> Exercise details: Locate the lines of the listing below that hold "value", then copy each of them.

> Material provided:
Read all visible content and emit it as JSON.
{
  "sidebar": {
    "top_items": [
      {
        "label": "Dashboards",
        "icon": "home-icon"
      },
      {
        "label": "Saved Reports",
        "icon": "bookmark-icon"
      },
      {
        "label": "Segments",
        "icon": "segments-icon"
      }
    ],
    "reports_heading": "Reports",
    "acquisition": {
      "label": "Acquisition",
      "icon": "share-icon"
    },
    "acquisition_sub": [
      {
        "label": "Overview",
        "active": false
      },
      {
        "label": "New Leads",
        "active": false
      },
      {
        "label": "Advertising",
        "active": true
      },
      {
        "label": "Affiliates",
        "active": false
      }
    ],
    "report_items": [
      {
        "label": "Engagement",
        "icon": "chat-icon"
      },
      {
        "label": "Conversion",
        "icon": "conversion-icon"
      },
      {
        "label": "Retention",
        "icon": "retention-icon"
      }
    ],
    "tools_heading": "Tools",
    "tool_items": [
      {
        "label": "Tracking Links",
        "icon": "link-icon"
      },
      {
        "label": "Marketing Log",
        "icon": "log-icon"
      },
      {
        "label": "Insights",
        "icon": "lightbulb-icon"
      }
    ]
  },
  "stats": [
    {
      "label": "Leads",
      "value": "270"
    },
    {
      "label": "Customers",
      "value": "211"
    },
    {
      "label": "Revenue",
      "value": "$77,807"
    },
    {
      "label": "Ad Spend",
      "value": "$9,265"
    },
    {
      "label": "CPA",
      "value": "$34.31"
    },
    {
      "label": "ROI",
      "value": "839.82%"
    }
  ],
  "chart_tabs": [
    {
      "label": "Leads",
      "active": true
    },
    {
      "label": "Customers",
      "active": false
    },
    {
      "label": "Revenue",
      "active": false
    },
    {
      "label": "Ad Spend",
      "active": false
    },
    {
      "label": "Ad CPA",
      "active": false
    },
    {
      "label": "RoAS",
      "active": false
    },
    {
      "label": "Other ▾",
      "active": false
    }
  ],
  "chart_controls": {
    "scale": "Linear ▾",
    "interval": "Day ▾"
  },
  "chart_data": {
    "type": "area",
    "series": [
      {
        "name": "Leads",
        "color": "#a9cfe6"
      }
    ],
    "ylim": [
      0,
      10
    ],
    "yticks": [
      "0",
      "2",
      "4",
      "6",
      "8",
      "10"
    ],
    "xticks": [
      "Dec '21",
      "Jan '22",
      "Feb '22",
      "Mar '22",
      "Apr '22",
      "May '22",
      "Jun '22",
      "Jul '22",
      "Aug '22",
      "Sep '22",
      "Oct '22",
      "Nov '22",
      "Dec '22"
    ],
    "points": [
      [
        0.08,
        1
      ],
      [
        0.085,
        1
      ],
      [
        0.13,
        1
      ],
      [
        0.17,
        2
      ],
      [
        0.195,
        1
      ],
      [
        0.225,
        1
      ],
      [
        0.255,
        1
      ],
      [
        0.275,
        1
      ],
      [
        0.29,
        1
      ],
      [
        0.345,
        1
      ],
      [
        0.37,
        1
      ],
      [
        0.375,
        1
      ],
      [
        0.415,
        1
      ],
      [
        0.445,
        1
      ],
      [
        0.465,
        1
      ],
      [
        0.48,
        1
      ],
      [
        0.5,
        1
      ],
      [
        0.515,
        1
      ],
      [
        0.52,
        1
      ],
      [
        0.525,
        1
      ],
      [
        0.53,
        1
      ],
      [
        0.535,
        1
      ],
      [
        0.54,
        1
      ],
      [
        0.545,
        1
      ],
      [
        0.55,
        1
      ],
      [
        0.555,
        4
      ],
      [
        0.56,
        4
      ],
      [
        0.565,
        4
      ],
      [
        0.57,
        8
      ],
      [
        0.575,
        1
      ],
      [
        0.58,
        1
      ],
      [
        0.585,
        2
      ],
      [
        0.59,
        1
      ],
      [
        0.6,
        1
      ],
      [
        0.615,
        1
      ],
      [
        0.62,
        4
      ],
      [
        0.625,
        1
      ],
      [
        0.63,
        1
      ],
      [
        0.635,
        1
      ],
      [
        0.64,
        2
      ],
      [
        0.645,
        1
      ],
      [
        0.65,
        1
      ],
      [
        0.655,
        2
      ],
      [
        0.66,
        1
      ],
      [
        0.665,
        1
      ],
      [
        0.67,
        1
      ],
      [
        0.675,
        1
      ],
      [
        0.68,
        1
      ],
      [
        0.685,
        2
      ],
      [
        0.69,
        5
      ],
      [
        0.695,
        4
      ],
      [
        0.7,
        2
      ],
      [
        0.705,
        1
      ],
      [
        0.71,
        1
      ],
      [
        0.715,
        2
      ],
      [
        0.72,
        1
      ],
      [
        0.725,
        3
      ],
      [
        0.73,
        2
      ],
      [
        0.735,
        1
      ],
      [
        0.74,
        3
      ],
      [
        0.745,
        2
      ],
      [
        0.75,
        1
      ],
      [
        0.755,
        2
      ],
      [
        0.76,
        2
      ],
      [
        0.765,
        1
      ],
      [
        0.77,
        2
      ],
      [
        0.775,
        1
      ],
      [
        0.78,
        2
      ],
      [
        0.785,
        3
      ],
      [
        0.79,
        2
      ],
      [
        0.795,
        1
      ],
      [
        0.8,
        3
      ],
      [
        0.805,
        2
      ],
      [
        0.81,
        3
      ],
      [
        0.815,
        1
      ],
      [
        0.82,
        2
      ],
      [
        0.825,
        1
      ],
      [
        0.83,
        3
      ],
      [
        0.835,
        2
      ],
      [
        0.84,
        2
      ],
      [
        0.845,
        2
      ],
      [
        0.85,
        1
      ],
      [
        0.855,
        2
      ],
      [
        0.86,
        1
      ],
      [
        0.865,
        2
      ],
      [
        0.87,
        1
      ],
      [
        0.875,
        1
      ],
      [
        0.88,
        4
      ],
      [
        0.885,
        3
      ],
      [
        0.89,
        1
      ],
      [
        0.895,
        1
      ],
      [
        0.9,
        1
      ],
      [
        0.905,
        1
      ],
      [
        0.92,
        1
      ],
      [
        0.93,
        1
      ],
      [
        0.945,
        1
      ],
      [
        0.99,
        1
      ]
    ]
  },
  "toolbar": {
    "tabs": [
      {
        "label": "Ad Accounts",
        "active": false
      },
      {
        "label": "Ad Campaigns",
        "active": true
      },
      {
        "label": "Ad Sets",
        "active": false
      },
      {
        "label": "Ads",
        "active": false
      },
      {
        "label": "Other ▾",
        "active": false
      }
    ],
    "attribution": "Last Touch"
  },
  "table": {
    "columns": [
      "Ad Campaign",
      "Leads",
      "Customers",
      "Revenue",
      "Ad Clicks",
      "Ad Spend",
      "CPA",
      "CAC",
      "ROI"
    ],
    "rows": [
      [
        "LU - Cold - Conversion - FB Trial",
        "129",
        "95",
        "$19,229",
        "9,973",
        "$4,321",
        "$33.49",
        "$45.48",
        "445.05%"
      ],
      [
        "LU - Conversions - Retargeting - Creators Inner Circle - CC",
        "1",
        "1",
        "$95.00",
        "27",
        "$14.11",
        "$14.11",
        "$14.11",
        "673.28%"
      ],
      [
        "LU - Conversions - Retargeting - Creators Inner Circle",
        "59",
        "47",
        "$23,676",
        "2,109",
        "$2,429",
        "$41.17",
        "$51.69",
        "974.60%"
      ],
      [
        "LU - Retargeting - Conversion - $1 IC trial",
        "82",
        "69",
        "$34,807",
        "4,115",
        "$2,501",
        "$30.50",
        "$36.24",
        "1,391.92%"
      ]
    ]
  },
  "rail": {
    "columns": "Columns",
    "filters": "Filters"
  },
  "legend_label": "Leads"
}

> Problem solution:
      "value": "270"
      "value": "211"
      "value": "$77,807"
      "value": "$9,265"
      "value": "$34.31"
      "value": "839.82%"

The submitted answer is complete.